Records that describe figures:
★ ★ ★ ★ ★

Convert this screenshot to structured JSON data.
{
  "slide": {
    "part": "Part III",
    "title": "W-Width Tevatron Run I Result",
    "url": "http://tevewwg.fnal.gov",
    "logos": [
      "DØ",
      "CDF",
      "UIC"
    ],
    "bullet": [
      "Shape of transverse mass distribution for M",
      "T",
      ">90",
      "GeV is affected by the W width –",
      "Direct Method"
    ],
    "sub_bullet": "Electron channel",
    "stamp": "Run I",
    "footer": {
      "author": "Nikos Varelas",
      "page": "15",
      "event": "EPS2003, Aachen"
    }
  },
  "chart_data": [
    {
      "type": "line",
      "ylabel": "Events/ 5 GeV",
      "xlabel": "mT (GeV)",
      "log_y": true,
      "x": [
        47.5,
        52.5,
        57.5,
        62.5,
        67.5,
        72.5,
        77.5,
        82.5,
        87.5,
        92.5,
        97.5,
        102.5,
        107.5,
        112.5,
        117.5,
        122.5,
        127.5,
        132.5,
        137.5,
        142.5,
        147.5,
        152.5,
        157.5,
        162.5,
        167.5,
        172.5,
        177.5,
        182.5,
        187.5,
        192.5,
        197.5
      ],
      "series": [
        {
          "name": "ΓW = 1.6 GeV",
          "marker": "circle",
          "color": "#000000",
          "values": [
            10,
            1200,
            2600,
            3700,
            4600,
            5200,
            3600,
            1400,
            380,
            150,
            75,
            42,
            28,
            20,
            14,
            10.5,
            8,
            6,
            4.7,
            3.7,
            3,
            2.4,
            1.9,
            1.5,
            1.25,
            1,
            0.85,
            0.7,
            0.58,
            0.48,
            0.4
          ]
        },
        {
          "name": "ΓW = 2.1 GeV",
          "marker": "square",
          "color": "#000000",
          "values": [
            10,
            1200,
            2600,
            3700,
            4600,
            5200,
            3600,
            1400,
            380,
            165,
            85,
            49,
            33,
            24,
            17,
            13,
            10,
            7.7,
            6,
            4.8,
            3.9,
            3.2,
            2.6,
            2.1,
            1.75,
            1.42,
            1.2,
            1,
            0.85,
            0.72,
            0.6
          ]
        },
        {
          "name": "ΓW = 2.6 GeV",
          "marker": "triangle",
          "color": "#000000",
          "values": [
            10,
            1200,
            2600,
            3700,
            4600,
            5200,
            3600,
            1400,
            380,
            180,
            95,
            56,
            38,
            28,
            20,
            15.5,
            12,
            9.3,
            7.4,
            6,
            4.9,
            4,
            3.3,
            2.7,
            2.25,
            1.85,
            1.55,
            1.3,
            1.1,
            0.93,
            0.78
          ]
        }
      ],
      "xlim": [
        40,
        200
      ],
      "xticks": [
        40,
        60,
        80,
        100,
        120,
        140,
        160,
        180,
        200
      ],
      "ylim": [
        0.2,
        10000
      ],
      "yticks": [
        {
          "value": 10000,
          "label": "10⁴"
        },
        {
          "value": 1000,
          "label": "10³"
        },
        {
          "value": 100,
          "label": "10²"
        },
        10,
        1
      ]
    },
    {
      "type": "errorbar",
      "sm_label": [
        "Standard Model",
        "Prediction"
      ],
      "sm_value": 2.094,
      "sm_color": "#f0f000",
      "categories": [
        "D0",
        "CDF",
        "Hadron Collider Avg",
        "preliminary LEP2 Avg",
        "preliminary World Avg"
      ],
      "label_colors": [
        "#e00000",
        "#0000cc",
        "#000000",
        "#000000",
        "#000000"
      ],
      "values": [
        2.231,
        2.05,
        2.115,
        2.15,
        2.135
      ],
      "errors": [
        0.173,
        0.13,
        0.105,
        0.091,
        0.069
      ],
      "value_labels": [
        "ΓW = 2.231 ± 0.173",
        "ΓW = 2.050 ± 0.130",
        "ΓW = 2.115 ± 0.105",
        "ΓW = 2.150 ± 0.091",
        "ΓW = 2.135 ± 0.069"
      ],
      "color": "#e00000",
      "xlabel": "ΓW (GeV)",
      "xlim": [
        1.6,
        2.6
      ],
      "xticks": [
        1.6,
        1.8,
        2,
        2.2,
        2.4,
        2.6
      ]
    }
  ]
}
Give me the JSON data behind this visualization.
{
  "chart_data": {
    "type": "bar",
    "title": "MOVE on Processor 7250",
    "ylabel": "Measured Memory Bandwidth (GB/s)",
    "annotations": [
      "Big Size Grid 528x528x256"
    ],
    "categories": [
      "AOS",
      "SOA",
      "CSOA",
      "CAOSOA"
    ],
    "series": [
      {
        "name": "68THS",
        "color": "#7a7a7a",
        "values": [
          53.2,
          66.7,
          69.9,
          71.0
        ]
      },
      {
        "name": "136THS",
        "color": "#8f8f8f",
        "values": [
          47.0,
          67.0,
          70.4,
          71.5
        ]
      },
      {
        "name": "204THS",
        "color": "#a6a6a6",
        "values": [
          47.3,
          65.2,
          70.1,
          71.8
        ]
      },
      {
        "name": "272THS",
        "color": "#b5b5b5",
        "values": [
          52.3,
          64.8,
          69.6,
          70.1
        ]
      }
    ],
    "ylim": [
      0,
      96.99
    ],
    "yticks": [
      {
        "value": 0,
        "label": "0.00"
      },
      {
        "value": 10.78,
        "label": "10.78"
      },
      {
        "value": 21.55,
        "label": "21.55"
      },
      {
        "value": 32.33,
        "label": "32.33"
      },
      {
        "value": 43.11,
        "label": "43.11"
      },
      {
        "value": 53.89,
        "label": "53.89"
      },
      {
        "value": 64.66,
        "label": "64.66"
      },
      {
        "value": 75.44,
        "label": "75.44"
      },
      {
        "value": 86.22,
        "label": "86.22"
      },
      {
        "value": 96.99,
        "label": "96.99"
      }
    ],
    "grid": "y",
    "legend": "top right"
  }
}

★ ★ ★ ★ ★

What this task involves: Each line with the string "preliminary" in it needs to be found and copied.

Response:
        "preliminary LEP2 Avg",
        "preliminary World Avg"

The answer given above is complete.